## Begin Reading text

HCL Technologies CEO Vineet Nayar, whose book, Employees First,
Customers Second, has attracted a lot of attention globally, apparently

thinks creating a fun environment for employees is too important a job

to be delegated. And guess what. On a Town Hall meeting recently, he

actually made his appearance on the stage in a filmi

way—dancing to the tune of Salman Khan's famous number mera

hi jalwa. And the thunderous applause meant he achieved what he

intended to: to entertain employees.



 


HCL, under Nayar, has, of late been trying hard to project its employee
friendly image. While neither Nayar nor HCL is first to attach

importance to employees, Nayar stunned everyone, when he explicitly put

the customer after the employee in his book. No one had crossed that

line, so far.






HCL's realization of the importance of an employee-friendly image
actually comes at a time when most Indian IT companies, including

Infosys—which made the Indian way of feel-good HR a serious

globally accepted HR strategy—are quite subdued in their tone

about their employee practices, after the recession.

## End Reading text
## Begin Material provided

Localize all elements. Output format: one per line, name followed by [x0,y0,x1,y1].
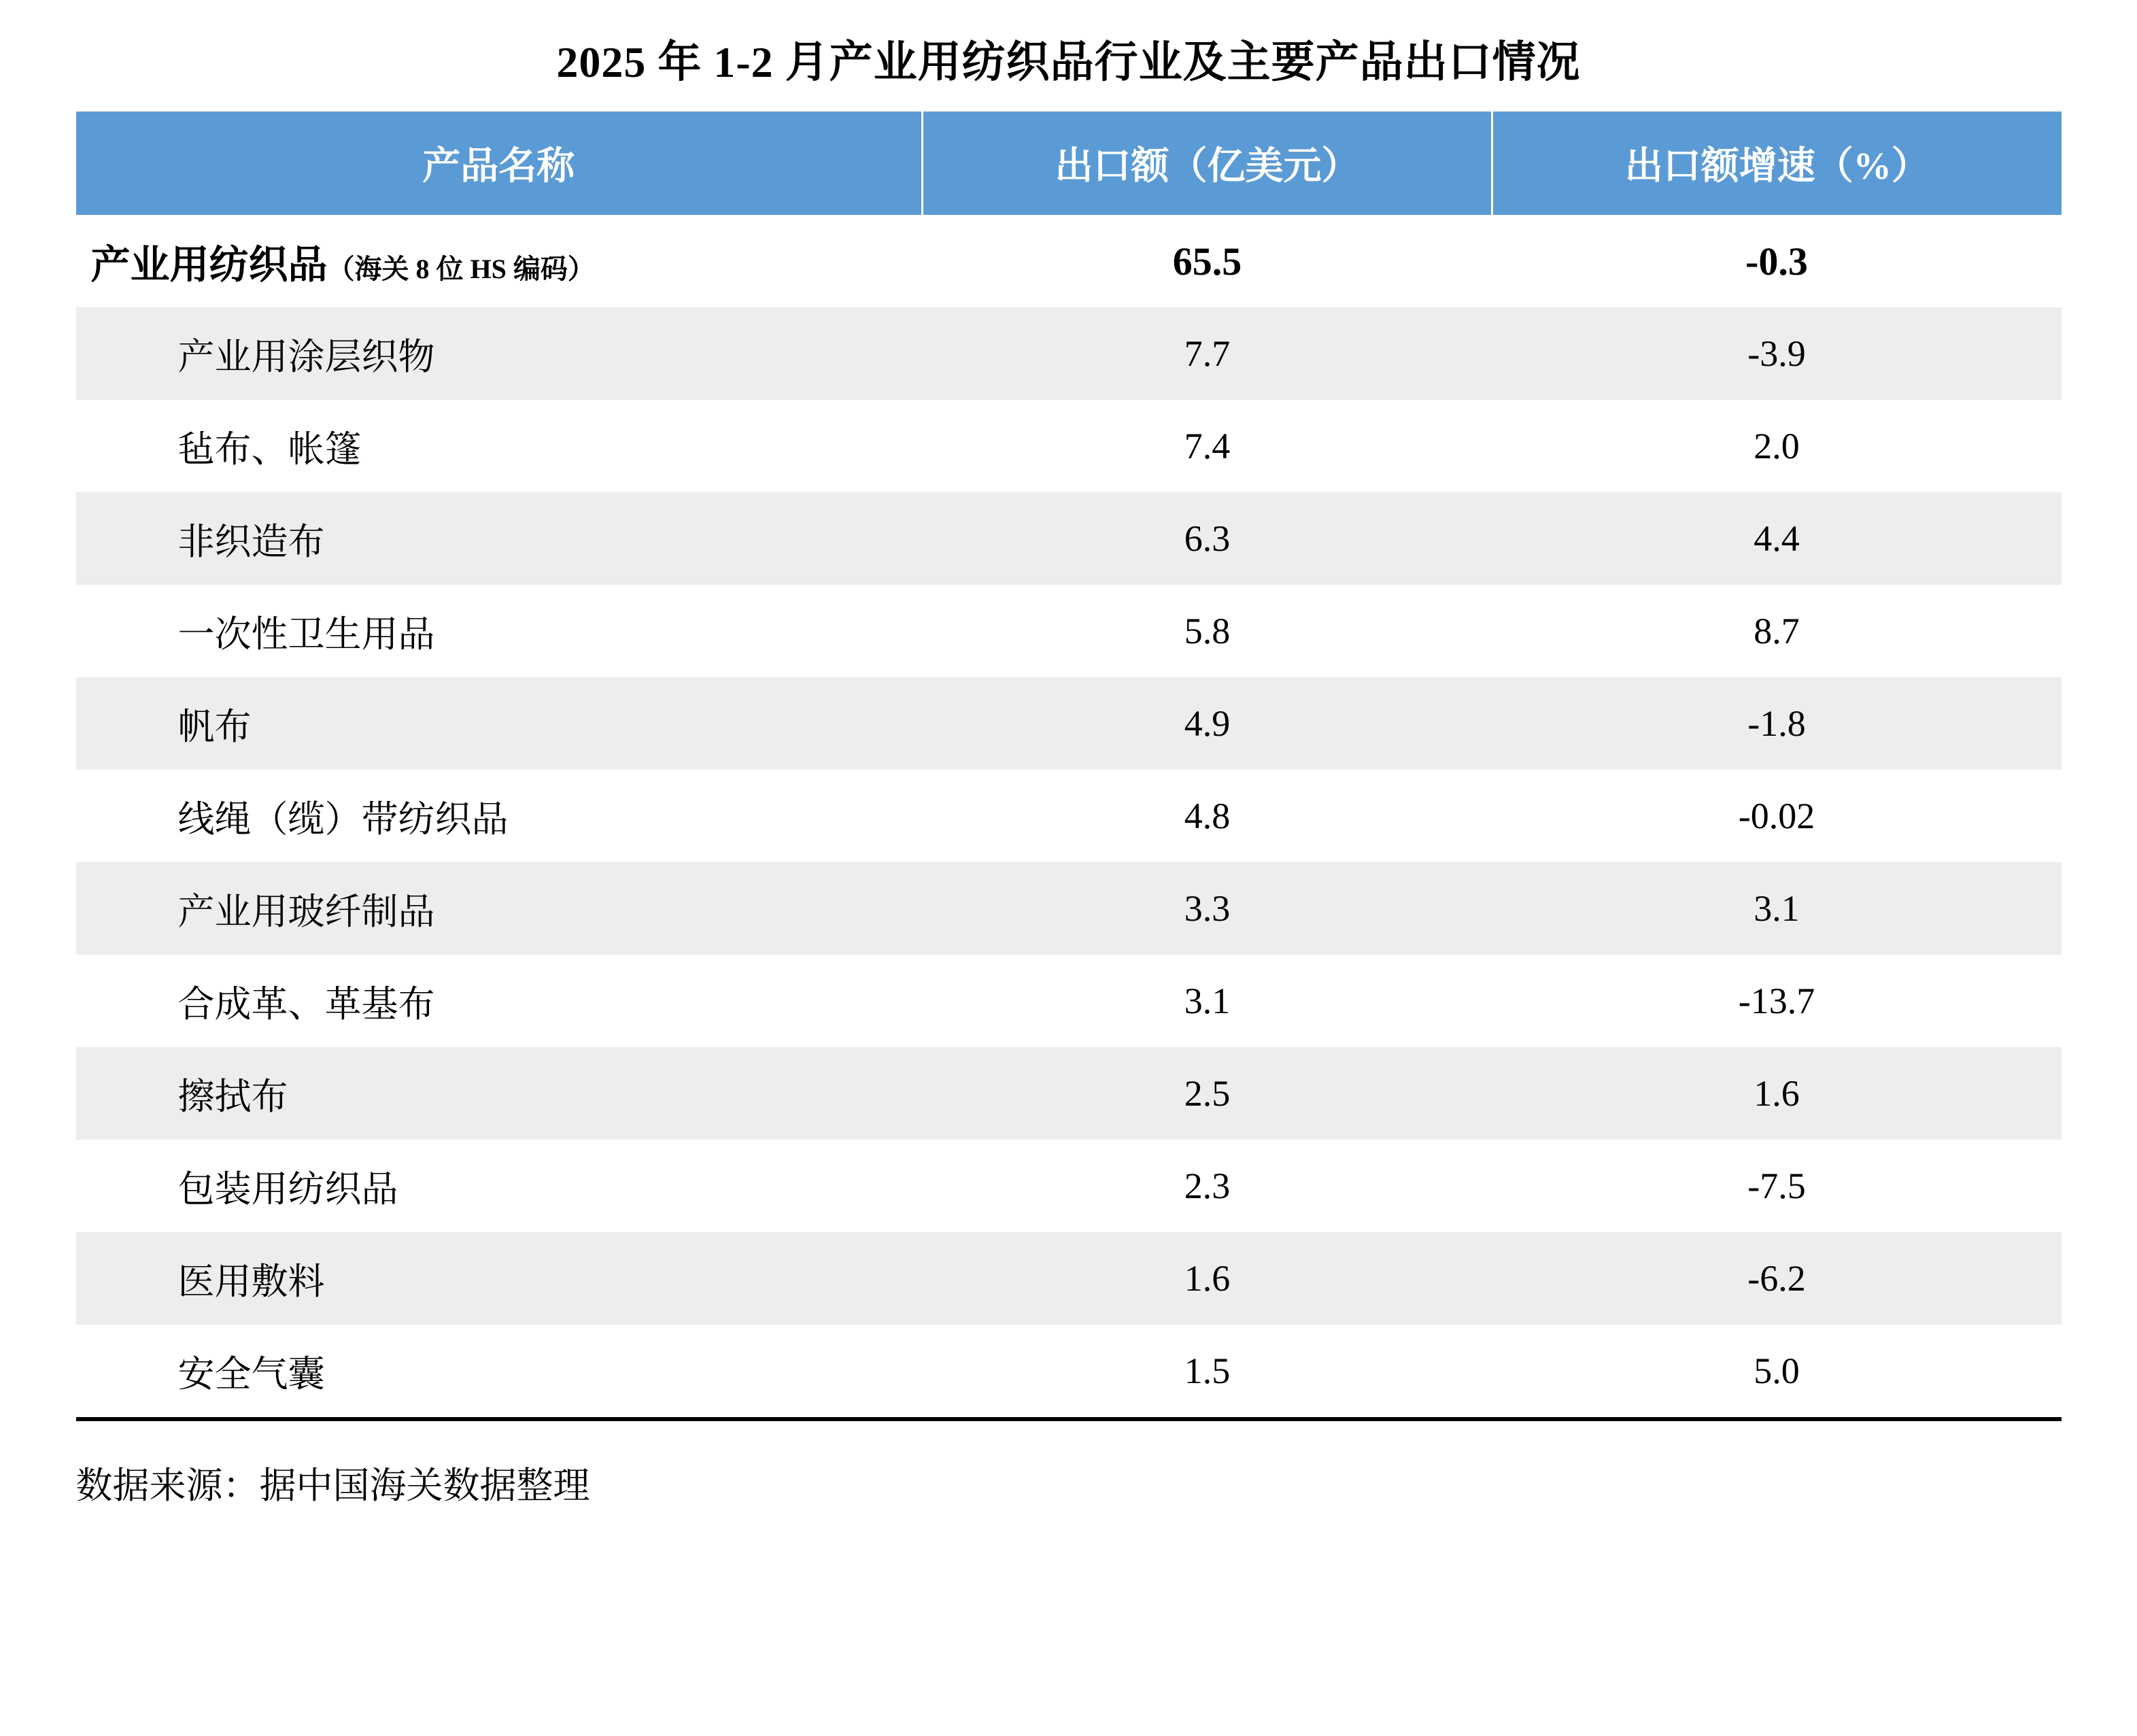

## End Material provided

• Tasks to perform
- a) Which people and companies does the passage about HCL's CEO name? List each one.
- b) Answer these from the passage about HCL's CEO:
(i) What is the title of Nayar's book?
(ii) Whose famous number did Nayar dance to on stage?
(iii) After what event are most Indian IT companies subdued about their employee practices?
- c) How would you put this sentence from the passage about HCL's CEO into French: "And the thunderous applause meant he achieved what he intended to: to entertain employees."

• Results by task
- a) Vineet Nayar, HCL Technologies, Salman Khan, Infosys

- b)
(i) Employees First, Customers Second
(ii) Salman Khan's "mera hi jalwa"
(iii) The recession

- c) Et les applaudissements tonitruants signifiaient qu'il avait accompli ce qu'il voulait : divertir les employés.